» **TASK STATEMENT**
Where does the string "Attacks" appear in the records? Copy every line that contains it.

» **Extracted records**
= = = =

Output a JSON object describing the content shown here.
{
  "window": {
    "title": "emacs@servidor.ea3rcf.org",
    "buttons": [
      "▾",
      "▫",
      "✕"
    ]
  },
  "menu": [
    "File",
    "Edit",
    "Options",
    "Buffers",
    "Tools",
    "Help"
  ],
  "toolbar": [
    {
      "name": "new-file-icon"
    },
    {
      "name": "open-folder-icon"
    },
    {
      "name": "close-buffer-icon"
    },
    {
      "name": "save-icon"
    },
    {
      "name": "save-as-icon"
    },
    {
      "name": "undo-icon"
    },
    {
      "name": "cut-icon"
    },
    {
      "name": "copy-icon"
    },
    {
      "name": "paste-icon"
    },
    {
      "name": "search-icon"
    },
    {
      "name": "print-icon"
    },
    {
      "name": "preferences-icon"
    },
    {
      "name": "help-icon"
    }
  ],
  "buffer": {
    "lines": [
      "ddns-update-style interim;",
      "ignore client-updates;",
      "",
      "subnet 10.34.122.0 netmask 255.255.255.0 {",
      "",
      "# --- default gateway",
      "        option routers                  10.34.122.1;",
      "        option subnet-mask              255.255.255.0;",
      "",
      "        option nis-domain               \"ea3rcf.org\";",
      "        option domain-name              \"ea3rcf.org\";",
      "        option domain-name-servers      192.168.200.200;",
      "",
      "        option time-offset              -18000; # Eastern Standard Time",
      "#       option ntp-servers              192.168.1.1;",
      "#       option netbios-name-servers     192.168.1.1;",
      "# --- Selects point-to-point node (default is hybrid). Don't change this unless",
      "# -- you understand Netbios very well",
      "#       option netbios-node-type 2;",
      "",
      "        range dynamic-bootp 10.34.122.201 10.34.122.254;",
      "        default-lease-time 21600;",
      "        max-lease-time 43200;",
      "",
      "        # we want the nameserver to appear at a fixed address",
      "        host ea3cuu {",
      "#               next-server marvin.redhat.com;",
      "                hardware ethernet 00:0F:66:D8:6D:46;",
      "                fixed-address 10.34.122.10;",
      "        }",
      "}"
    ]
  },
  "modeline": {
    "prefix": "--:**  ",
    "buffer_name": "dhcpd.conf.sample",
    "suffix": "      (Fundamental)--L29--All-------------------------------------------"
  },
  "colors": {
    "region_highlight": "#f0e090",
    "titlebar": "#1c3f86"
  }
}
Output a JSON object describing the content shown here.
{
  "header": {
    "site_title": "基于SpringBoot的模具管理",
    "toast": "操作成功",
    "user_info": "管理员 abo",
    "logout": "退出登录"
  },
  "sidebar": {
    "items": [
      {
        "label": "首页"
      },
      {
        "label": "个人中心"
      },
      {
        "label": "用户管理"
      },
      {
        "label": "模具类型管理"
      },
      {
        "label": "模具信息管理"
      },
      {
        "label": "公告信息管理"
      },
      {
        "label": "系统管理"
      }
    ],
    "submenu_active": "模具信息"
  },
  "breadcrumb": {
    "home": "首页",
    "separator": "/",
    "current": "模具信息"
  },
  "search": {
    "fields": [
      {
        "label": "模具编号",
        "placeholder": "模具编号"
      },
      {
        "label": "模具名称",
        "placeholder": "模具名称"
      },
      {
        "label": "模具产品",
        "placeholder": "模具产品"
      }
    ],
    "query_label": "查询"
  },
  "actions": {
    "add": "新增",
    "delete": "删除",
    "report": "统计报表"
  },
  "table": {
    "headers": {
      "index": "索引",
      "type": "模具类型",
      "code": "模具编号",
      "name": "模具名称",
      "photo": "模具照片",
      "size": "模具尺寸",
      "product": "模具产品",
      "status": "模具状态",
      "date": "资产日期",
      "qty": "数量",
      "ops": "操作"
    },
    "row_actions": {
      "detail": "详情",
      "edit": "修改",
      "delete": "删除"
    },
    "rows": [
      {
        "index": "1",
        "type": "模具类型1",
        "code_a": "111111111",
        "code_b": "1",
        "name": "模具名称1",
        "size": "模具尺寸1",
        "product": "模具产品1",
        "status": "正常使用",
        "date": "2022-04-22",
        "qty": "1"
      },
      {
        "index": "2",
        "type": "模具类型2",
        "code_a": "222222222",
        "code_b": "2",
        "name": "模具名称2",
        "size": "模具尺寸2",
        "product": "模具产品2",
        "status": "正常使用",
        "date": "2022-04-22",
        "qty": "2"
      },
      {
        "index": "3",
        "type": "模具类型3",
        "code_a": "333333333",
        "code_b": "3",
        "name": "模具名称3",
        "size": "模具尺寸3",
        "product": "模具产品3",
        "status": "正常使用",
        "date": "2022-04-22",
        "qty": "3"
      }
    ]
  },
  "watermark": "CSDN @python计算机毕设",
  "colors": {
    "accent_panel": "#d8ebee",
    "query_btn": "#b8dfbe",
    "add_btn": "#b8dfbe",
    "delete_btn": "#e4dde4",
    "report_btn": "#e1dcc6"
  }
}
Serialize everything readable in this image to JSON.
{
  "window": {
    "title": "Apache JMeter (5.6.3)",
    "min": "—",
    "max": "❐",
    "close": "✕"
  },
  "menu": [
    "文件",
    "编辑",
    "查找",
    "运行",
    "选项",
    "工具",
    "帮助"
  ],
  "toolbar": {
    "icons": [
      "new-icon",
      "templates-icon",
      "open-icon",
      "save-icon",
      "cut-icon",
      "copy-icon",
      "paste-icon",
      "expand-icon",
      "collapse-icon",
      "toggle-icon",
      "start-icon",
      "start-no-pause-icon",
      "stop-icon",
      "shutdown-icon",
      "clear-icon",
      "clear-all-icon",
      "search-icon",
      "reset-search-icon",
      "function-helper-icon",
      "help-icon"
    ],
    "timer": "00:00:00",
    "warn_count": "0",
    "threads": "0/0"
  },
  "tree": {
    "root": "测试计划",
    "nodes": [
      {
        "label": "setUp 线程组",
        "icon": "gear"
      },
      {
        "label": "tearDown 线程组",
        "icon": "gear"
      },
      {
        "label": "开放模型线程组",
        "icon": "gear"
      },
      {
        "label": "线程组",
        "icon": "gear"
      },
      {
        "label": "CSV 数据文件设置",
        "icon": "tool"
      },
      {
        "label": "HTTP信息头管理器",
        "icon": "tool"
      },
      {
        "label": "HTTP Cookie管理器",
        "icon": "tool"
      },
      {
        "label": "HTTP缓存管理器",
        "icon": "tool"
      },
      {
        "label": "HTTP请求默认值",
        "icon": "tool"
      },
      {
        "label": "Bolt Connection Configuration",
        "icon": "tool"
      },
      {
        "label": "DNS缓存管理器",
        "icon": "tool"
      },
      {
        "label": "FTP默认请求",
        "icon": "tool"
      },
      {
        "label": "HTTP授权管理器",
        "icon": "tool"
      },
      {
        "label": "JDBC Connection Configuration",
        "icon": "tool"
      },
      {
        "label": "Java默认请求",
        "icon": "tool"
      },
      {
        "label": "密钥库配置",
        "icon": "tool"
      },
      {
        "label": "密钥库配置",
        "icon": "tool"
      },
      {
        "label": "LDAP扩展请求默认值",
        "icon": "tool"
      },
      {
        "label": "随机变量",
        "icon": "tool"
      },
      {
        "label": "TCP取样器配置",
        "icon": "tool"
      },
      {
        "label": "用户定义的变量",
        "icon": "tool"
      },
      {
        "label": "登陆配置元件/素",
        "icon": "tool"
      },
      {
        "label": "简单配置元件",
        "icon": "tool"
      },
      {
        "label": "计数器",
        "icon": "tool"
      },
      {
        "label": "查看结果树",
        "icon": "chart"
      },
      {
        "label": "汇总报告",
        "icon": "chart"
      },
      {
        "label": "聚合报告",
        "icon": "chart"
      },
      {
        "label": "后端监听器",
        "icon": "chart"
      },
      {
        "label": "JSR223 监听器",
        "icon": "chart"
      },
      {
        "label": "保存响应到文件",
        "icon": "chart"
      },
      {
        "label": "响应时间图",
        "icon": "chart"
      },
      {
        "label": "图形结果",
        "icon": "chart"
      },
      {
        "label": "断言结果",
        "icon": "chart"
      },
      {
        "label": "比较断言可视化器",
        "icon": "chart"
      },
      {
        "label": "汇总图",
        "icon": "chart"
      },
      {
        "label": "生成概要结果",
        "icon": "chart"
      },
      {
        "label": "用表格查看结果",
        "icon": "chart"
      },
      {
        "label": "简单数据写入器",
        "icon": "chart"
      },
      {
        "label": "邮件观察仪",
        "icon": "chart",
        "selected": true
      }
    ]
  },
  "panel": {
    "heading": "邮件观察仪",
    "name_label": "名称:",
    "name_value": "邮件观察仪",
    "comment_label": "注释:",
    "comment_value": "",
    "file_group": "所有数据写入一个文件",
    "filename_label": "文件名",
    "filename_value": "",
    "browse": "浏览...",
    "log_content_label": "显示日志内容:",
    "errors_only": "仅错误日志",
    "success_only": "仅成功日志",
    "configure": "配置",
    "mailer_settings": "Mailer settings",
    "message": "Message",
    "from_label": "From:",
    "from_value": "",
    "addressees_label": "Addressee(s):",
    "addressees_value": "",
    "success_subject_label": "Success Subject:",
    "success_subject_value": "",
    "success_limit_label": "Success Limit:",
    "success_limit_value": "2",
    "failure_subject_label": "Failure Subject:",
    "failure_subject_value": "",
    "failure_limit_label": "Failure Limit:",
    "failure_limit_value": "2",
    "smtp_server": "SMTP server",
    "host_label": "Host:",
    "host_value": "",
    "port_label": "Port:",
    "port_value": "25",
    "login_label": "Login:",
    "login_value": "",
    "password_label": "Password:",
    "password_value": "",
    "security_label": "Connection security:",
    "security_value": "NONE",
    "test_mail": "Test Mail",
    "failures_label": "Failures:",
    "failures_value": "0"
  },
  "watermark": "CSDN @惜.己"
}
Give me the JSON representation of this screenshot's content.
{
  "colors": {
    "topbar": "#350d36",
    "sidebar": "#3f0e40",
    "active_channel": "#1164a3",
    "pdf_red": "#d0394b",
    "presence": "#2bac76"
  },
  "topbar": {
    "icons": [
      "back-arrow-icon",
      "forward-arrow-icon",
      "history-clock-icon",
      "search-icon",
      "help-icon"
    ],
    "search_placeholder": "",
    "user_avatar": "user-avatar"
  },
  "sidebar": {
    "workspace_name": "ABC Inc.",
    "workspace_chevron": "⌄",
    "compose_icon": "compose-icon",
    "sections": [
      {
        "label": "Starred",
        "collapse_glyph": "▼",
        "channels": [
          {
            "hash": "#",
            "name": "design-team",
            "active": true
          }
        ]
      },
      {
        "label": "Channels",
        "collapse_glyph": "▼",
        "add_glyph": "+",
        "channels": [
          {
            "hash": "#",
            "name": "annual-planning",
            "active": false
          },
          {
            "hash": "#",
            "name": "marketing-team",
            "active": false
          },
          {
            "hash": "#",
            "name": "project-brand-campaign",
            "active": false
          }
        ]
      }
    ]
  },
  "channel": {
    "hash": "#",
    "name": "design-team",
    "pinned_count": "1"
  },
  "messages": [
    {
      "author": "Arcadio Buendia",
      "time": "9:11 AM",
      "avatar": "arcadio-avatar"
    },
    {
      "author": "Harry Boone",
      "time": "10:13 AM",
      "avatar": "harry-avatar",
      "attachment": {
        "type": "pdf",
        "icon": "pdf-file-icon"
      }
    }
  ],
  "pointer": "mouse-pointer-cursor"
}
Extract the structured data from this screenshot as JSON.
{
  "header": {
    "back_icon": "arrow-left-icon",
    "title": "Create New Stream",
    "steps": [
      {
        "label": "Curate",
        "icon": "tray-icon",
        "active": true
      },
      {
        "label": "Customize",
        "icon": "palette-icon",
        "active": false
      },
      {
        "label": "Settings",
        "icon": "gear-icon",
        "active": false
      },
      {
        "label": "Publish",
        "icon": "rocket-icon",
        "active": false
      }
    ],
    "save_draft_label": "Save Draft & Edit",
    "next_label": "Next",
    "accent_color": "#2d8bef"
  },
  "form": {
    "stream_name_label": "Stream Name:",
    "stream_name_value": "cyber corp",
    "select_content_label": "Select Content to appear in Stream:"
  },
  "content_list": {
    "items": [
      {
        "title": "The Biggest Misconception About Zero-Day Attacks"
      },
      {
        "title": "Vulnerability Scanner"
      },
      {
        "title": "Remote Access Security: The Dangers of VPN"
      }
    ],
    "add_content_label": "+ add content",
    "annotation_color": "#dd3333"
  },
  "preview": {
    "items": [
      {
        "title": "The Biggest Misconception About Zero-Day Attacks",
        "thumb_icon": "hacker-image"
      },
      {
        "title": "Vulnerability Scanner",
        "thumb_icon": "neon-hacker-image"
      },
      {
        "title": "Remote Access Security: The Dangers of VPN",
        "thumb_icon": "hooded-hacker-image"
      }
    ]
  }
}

= = = =

» **SOLUTION TO THE EXERCISE**
        "title": "The Biggest Misconception About Zero-Day Attacks"
        "title": "The Biggest Misconception About Zero-Day Attacks",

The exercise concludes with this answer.